§ READING PASSAGE
○ ○ ○

Figure 1 schematically illustrates an embodiment of an isolation cementing
tool
30 and means for attaching the tool between two pieces of concentric drill
string
45 and 47. Preferably, isolation cementing tool 30 is attached to concentric
drill
string 45 and 47 such that the isolation cementing tool 30 is position the
proper
distance from the bottom of the wellbore to allow the desired zone to be
properly
cemented.
Concentric drill string 45 and 47 both comprise an inner string 57 and an
outer
string 59, forming an annular conduit 16 therebetween. Concentric drill string
45
and 47 are designed such that at one end of the concentric drill string is a
threaded pin end and at the other is a threaded box end. Thus, pieces of the
concentric drill string can be connected end to end by screwing the thread pin
end of the new piece of concentric drill string to be added into the box end
of the
drill string below. It is understood that concentric drill string could also
be a
continuous length of concentric coiled tubing having an inner coiled tube and
an
outer coiled tube in which case isolation cementing tool would be operably
attached to the end thereof by coupling means known in the art for coupling
downhole tools to coiled tubing.

○ ○ ○

§ DATA SHOWN
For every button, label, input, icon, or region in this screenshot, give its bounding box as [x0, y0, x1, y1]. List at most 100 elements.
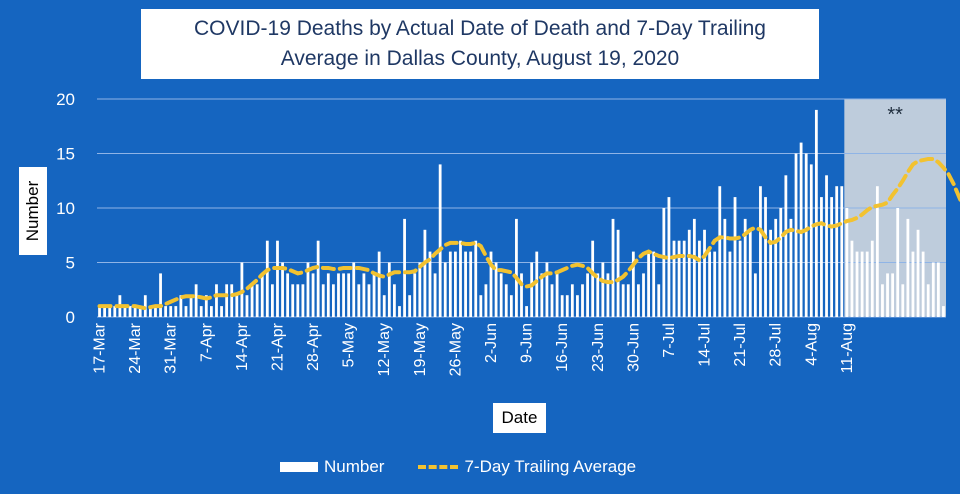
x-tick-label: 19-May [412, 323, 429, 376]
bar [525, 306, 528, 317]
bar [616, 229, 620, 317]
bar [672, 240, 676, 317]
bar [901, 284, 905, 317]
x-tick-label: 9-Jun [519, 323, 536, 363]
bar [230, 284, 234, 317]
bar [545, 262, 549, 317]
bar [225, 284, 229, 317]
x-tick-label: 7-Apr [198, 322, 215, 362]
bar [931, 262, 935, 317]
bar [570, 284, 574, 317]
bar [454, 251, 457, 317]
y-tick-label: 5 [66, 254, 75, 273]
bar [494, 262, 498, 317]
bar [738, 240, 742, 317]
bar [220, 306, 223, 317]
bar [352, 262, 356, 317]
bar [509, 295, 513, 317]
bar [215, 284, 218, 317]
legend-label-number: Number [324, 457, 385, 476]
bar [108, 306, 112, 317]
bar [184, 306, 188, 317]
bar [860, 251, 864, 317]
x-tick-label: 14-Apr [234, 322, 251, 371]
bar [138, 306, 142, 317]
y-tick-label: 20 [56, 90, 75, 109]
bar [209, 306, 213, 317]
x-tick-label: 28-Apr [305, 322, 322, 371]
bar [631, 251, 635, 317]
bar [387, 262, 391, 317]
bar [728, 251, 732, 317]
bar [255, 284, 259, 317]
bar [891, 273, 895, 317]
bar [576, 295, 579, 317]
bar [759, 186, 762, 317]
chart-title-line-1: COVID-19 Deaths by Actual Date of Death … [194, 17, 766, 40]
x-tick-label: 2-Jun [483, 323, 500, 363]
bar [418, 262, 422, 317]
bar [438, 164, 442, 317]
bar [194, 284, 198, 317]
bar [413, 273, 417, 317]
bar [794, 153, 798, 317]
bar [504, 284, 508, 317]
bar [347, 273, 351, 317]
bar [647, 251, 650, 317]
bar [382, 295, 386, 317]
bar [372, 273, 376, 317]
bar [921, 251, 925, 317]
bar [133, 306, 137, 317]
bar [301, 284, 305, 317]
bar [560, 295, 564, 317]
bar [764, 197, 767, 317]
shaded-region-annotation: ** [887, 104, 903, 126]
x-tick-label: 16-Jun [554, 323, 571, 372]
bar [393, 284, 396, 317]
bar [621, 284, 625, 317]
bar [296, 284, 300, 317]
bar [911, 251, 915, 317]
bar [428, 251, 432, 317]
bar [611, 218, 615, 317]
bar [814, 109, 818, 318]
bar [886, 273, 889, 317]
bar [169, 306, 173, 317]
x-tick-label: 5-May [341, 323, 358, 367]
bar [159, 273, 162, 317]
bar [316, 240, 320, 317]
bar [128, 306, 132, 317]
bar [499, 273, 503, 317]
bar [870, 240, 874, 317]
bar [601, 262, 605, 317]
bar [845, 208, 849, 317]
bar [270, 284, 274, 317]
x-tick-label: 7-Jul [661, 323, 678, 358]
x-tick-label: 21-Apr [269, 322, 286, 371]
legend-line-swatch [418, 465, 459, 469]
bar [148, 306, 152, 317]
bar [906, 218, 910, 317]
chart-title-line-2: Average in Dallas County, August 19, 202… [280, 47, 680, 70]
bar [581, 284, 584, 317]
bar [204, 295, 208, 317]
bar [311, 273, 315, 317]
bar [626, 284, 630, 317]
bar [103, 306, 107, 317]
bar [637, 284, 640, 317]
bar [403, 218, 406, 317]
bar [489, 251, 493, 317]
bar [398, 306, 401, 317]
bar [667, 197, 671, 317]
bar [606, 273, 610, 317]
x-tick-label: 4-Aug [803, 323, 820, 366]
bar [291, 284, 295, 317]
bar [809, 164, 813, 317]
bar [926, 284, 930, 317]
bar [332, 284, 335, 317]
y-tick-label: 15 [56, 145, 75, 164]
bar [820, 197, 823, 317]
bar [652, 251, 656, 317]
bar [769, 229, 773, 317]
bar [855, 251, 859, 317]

○ ○ ○

§ STATED PROBLEM 1
Using the passage on the isolation cementing tool, decide whether each statement is supported: (a) the concentric drill string has an inner string and an outer string with an annular conduit between them; (b) pieces of the concentric drill string are joined by welding; (c) the concentric drill string could instead be continuous coiled tubing. For each, answer yes or no and quote the words that decide it.
§ STATED PROBLEM 2
List every reference numeral in the passage on the isolation cementing tool, and give the part each one labels.
§ STATED PROBLEM 3
Rewrite the paragraph of the isolation cementing tool passage that begins "Concentric drill string 45 and 47 both comprise" as a short bulleted list that keeps its main facts.

§ FULL RESPONSE 1
(a) Yes: "Concentric drill string 45 and 47 both comprise an inner string 57 and an outer string 59, forming an annular conduit 16 therebetween."
(b) No: "pieces of the concentric drill string can be connected end to end by screwing the thread pin end of the new piece of concentric drill string to be added into the box end of the drill string below."
(c) Yes: "concentric drill string could also be a continuous length of concentric coiled tubing having an inner coiled tube and an outer coiled tube"

§ FULL RESPONSE 2
- 30: isolation cementing tool
- 45: concentric drill string
- 47: concentric drill string
- 57: inner string
- 59: outer string
- 16: annular conduit

§ FULL RESPONSE 3
- Concentric drill string 45 and 47 each consist of an inner string 57 and an outer string 59, with an annular conduit 16 between them.
- Each piece has a threaded pin end at one end and a threaded box end at the other.
- Pieces are joined end to end by screwing the pin end of the new piece into the box end of the drill string below.
- Alternatively, the drill string could be a continuous length of concentric coiled tubing with an inner and an outer coiled tube.
- In that case, the isolation cementing tool would be attached to its end by known coupling means for coiled tubing.